**What the task asks:** Wherever the string "mandatory" shows up in a line, count that line. Give the total alone.

━━━━━━━━━━━━━━━━━━━━

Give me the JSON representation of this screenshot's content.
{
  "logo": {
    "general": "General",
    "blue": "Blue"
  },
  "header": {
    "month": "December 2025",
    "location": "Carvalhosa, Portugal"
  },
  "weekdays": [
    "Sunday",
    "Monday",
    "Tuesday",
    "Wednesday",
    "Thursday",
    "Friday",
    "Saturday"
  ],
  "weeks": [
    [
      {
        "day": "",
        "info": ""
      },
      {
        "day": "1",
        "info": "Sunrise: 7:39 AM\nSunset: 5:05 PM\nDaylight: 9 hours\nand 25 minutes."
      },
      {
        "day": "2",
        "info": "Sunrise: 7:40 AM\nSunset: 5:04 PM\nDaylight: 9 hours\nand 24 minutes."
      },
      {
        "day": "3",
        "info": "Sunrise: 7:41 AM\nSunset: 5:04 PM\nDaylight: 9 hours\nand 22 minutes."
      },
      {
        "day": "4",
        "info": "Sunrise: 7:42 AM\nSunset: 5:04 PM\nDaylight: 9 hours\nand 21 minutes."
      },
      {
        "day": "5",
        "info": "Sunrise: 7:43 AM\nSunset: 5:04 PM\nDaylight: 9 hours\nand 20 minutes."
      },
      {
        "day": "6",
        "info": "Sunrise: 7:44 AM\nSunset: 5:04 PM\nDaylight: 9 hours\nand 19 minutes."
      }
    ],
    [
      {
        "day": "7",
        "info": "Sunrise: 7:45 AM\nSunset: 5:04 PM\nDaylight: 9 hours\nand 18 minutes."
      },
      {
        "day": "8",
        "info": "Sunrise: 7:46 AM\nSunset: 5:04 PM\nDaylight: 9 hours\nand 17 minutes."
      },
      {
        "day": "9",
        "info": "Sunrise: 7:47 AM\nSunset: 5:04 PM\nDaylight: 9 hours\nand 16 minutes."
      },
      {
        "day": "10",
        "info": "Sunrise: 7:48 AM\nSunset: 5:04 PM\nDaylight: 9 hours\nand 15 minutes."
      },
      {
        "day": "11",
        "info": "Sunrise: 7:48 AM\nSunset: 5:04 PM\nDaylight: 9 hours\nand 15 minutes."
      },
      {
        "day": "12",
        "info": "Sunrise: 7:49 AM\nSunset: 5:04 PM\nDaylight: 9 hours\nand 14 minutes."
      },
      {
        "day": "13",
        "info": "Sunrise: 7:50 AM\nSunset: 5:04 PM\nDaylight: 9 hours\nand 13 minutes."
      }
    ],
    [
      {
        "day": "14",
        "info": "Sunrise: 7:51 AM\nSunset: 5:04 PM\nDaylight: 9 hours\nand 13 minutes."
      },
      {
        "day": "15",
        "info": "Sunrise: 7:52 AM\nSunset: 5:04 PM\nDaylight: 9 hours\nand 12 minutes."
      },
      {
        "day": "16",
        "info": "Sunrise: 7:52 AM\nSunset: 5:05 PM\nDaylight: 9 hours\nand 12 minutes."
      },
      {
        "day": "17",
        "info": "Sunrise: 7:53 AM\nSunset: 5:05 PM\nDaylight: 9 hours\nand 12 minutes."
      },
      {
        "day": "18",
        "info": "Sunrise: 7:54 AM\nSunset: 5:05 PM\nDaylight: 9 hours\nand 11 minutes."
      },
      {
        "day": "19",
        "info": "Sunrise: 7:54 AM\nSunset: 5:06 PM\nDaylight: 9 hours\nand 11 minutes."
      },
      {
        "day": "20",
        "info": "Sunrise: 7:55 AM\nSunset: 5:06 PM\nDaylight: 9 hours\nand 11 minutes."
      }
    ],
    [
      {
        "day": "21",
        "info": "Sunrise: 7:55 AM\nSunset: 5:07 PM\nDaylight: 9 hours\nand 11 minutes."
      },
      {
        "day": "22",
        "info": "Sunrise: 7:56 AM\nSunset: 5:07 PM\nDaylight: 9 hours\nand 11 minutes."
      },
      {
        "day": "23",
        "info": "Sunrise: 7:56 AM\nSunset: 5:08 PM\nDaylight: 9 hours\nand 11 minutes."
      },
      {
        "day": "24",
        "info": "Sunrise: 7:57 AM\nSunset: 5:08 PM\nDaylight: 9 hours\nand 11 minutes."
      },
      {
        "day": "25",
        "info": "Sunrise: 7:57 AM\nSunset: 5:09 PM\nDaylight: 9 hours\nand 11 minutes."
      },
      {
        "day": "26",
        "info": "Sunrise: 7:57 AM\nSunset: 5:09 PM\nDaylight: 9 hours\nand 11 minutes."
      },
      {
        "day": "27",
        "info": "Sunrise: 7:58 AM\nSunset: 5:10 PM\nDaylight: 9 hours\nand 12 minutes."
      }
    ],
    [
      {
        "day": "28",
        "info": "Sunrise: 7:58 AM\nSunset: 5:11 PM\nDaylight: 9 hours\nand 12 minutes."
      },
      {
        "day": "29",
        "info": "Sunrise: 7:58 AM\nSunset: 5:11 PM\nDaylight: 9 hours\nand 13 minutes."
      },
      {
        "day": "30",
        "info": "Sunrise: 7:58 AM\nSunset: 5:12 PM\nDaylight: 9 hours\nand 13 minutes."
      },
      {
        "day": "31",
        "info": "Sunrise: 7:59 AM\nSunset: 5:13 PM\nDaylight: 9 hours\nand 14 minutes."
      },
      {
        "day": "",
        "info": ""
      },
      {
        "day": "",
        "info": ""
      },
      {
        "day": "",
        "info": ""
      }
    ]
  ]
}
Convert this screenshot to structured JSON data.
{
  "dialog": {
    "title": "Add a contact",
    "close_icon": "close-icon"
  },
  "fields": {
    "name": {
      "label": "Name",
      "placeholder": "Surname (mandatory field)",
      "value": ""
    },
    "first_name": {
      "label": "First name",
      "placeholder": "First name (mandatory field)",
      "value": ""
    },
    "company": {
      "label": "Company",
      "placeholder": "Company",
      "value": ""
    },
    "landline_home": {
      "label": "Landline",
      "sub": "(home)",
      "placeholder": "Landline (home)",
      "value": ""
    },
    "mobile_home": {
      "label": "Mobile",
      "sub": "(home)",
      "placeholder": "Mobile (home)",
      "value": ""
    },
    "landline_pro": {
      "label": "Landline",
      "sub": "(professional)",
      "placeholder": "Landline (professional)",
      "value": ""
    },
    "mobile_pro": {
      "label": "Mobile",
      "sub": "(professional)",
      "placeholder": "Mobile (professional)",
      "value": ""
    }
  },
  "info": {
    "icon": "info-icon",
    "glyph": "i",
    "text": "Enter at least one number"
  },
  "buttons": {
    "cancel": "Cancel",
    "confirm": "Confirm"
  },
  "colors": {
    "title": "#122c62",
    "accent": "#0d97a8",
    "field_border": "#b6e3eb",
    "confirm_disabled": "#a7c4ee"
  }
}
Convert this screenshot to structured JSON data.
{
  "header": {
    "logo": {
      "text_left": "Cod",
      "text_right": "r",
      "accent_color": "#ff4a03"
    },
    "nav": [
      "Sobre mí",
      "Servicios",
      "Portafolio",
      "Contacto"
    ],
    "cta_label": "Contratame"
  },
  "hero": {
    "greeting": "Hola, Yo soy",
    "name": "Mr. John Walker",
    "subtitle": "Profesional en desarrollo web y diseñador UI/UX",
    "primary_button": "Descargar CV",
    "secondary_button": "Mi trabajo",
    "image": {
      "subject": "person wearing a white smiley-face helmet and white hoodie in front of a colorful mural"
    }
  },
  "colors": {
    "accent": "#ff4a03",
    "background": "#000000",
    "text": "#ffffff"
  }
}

━━━━━━━━━━━━━━━━━━━━

**Completed exercise:** 2